Could you transcribe the material below exactly, without leaving out a single line?

+++ Records supplied +++

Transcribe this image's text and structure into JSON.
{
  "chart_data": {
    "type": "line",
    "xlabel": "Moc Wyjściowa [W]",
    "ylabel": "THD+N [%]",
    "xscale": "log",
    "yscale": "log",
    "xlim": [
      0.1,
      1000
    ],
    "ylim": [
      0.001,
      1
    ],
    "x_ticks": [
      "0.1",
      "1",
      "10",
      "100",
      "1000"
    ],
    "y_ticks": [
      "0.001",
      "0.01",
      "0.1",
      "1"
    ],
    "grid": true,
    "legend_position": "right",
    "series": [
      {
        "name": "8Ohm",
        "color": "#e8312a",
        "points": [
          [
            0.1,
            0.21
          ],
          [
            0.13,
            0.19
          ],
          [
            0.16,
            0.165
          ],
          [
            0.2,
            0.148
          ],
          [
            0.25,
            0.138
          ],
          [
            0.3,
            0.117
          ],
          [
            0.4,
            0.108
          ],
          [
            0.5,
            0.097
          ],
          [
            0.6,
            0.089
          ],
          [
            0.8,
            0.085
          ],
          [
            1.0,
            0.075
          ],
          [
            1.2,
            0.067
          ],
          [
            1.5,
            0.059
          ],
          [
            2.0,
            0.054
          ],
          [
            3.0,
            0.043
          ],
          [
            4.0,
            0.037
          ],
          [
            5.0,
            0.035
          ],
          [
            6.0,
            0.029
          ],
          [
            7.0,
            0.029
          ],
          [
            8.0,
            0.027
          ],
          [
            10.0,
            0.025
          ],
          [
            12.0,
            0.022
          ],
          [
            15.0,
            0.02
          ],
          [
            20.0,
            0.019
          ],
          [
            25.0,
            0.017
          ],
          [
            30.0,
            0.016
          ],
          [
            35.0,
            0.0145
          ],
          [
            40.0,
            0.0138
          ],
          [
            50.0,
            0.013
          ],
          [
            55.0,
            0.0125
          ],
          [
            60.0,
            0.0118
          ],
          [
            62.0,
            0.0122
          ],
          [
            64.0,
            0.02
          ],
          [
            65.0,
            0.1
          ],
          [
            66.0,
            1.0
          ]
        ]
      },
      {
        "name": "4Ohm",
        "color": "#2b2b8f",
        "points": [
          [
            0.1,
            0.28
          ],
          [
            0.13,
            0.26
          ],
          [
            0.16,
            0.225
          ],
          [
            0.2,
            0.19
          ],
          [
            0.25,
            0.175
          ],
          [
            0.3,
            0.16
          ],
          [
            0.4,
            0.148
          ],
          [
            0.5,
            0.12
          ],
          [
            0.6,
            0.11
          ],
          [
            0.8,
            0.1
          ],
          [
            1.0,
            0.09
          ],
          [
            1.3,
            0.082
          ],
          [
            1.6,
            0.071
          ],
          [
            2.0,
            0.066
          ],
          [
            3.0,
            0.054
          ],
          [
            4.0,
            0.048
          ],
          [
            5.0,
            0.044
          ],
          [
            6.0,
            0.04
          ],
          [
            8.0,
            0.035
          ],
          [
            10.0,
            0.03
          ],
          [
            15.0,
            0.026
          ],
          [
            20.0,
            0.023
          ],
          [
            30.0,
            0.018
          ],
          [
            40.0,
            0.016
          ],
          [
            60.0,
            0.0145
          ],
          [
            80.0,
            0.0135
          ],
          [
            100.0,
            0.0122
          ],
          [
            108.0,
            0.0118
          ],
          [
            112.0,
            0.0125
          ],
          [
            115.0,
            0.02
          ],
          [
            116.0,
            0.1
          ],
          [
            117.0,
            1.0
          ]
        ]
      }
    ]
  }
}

+++

Reply:
Transcribe this image's text and structure into JSON.
{
  "chart_data": {
    "type": "line",
    "xlabel": "Moc Wyjściowa [W]",
    "ylabel": "THD+N [%]",
    "xscale": "log",
    "yscale": "log",
    "xlim": [
      0.1,
      1000
    ],
    "ylim": [
      0.001,
      1
    ],
    "x_ticks": [
      "0.1",
      "1",
      "10",
      "100",
      "1000"
    ],
    "y_ticks": [
      "0.001",
      "0.01",
      "0.1",
      "1"
    ],
    "grid": true,
    "legend_position": "right",
    "series": [
      {
        "name": "8Ohm",
        "color": "#e8312a",
        "points": [
          [
            0.1,
            0.21
          ],
          [
            0.13,
            0.19
          ],
          [
            0.16,
            0.165
          ],
          [
            0.2,
            0.148
          ],
          [
            0.25,
            0.138
          ],
          [
            0.3,
            0.117
          ],
          [
            0.4,
            0.108
          ],
          [
            0.5,
            0.097
          ],
          [
            0.6,
            0.089
          ],
          [
            0.8,
            0.085
          ],
          [
            1.0,
            0.075
          ],
          [
            1.2,
            0.067
          ],
          [
            1.5,
            0.059
          ],
          [
            2.0,
            0.054
          ],
          [
            3.0,
            0.043
          ],
          [
            4.0,
            0.037
          ],
          [
            5.0,
            0.035
          ],
          [
            6.0,
            0.029
          ],
          [
            7.0,
            0.029
          ],
          [
            8.0,
            0.027
          ],
          [
            10.0,
            0.025
          ],
          [
            12.0,
            0.022
          ],
          [
            15.0,
            0.02
          ],
          [
            20.0,
            0.019
          ],
          [
            25.0,
            0.017
          ],
          [
            30.0,
            0.016
          ],
          [
            35.0,
            0.0145
          ],
          [
            40.0,
            0.0138
          ],
          [
            50.0,
            0.013
          ],
          [
            55.0,
            0.0125
          ],
          [
            60.0,
            0.0118
          ],
          [
            62.0,
            0.0122
          ],
          [
            64.0,
            0.02
          ],
          [
            65.0,
            0.1
          ],
          [
            66.0,
            1.0
          ]
        ]
      },
      {
        "name": "4Ohm",
        "color": "#2b2b8f",
        "points": [
          [
            0.1,
            0.28
          ],
          [
            0.13,
            0.26
          ],
          [
            0.16,
            0.225
          ],
          [
            0.2,
            0.19
          ],
          [
            0.25,
            0.175
          ],
          [
            0.3,
            0.16
          ],
          [
            0.4,
            0.148
          ],
          [
            0.5,
            0.12
          ],
          [
            0.6,
            0.11
          ],
          [
            0.8,
            0.1
          ],
          [
            1.0,
            0.09
          ],
          [
            1.3,
            0.082
          ],
          [
            1.6,
            0.071
          ],
          [
            2.0,
            0.066
          ],
          [
            3.0,
            0.054
          ],
          [
            4.0,
            0.048
          ],
          [
            5.0,
            0.044
          ],
          [
            6.0,
            0.04
          ],
          [
            8.0,
            0.035
          ],
          [
            10.0,
            0.03
          ],
          [
            15.0,
            0.026
          ],
          [
            20.0,
            0.023
          ],
          [
            30.0,
            0.018
          ],
          [
            40.0,
            0.016
          ],
          [
            60.0,
            0.0145
          ],
          [
            80.0,
            0.0135
          ],
          [
            100.0,
            0.0122
          ],
          [
            108.0,
            0.0118
          ],
          [
            112.0,
            0.0125
          ],
          [
            115.0,
            0.02
          ],
          [
            116.0,
            0.1
          ],
          [
            117.0,
            1.0
          ]
        ]
      }
    ]
  }
}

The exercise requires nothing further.